**THE REQUEST**. In the data below, find every line that has the string "kWh당", and copy it.

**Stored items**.
* start *
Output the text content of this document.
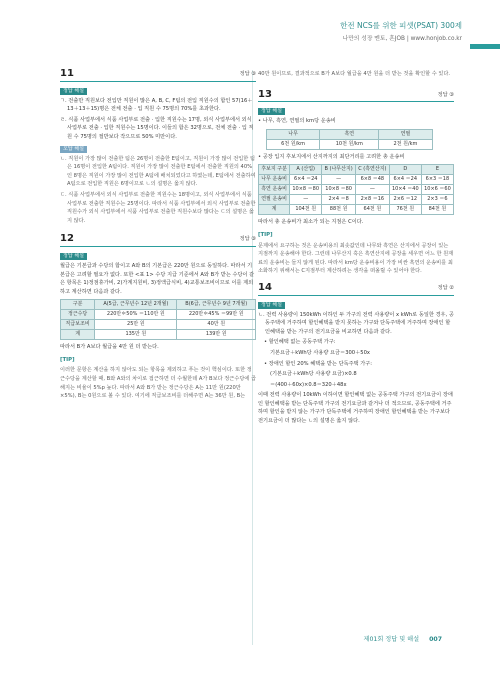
한전 NCS를 위한 피셋(PSAT) 300제
나만의 성장 멘토, 혼JOB | www.honjob.co.kr
11	정답 ③
정답 해설

ㄱ. 전출만 직원보다 전입만 직원이 많은 A, B, C, F팀의 전입 직원수의 합인 57(16＋13＋13＋15)명은 전체 전출 · 입 직원 수 75명의 70%를 초과한다.

ㄹ. 식품 사업부에서 식품 사업부로 전출 · 입한 직원수는 17명, 외식 사업부에서 외식사업부로 전출 · 입한 직원수는 15명이다. 이들의 합은 32명으로, 전체 전출 · 입 직원 수 75명의 절반보다 작으므로 50% 미만이다.

오답 해설

ㄴ. 직원이 가장 많이 전출한 팀은 26명이 전출한 E팀이고, 직원이 가장 많이 전입한 팀은 16명이 전입한 A팀이다. 직원이 가장 많이 전출한 E팀에서 전출한 직원의 40%인 8명은 직원이 가장 많이 전입한 A팀에 배치되었다고 하였는데, E팀에서 전출하여 A팀으로 전입한 직원은 6명이므로 ㄴ의 설명은 옳지 않다.

ㄷ. 식품 사업부에서 외식 사업부로 전출한 직원수는 18명이고, 외식 사업부에서 식품 사업부로 전출한 직원수는 25명이다. 따라서 식품 사업부에서 외식 사업부로 전출한 직원수가 외식 사업부에서 식품 사업부로 전출한 직원수보다 많다는 ㄷ의 설명은 옳지 않다.

12	정답 ③
정답 해설

월급은 기본급과 수당의 합이고 A와 B의 기본급은 220만 원으로 동일하다. 따라서 기본급은 고려할 필요가 없다. 또한 <표 1> 수당 지급 기준에서 A와 B가 받는 수당이 같은 항목은 1)정점휴가비, 2)가계지원비, 3)정액급식비, 4)교통보조비이므로 이를 제외하고 계산하면 다음과 같다.

구분	A(5급, 근무년수 12년 2개월)	B(6급, 근무년수 9년 7개월)
정근수당	220만＊50% ＝110만 원	220만＊45% ＝99만 원
직급보조비	25만 원	40만 원
계	135만 원	139만 원

따라서 B가 A보다 월급을 4만 원 더 받는다.

[TIP]

이러한 문항은 계산을 하지 않아도 되는 항목을 제외하고 푸는 것이 핵심이다. 또한 정근수당을 계산할 때, B와 A와의 차이로 접근하면 더 수월한데 A가 B보다 정근수당에 곱해지는 비율이 5%p 높다. 따라서 A와 B가 받는 정근수당은 A는 11만 원(220만×5%), B는 0원으로 볼 수 있다. 여기에 직급보조비를 더해주면 A는 36만 원, B는

40만 원이므로, 결과적으로 B가 A보다 월급을 4만 원을 더 받는 것을 확인할 수 있다.

13	정답 ③
정답 해설

• 나무, 흑연, 연필의 km당 운송비

나무	흑연	연필
6천 원/km	10천 원/km	2천 원/km

• 공장 입지 후보지에서 산지까지의 최단거리를 고려한 총 운송비

후보지 구분	A (산업)	B (나무산지)	C (흑연산지)	D	E
나무 운송비	6×4 ＝24	—	6×8 ＝48	6×4 ＝24	6×3 ＝18
흑연 운송비	10×8 ＝80	10×8 ＝80	—	10×4 ＝40	10×6 ＝60
연필 운송비	—	2×4 ＝8	2×8 ＝16	2×6 ＝12	2×3 ＝6
계	104천 원	88천 원	64천 원	76천 원	84천 원

따라서 총 운송비가 최소가 되는 지점은 C이다.

[TIP]

문제에서 요구하는 것은 운송비용의 최솟값인데 나무와 흑연은 산지에서 공장이 있는 지점까지 운송해야 한다. 그런데 나무산지 혹은 흑연산지에 공장을 세우면 어느 한 원재료의 운송비는 들지 않게 된다. 따라서 km당 운송비용이 가장 비싼 흑연의 운송비를 최소화하기 위해서는 C지점부터 계산하려는 생각을 떠올릴 수 있어야 한다.

14	정답 ②
정답 해설

ㄴ. 전력 사용량이 150kWh 이하인 두 가구의 전력 사용량이 x kWh로 동일한 경우, 공동주택에 거주하며 할인혜택을 받지 못하는 가구와 단독주택에 거주하며 장애인 할인혜택을 받는 가구의 전기요금을 비교하면 다음과 같다.

• 할인혜택 없는 공동주택 가구:

기본요금＋kWh당 사용량 요금＝300＋50x

• 장애인 할인 20% 혜택을 받는 단독주택 가구:

(기본요금＋kWh당 사용량 요금)×0.8

＝(400＋60x)×0.8＝320＋48x

이때 전력 사용량이 10kWh 이하이면 할인혜택 없는 공동주택 가구의 전기요금이 장애인 할인혜택을 받는 단독주택 가구의 전기요금과 같거나 더 적으므로, 공동주택에 거주하며 할인을 받지 않는 가구가 단독주택에 거주하며 장애인 할인혜택을 받는 가구보다 전기요금이 더 많다는 ㄴ의 설명은 옳지 않다.

제01회 정답 및 해설 007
* end *
**RIGHT ANSWER**.
기본요금＋kWh당 사용량 요금＝300＋50x
(기본요금＋kWh당 사용량 요금)×0.8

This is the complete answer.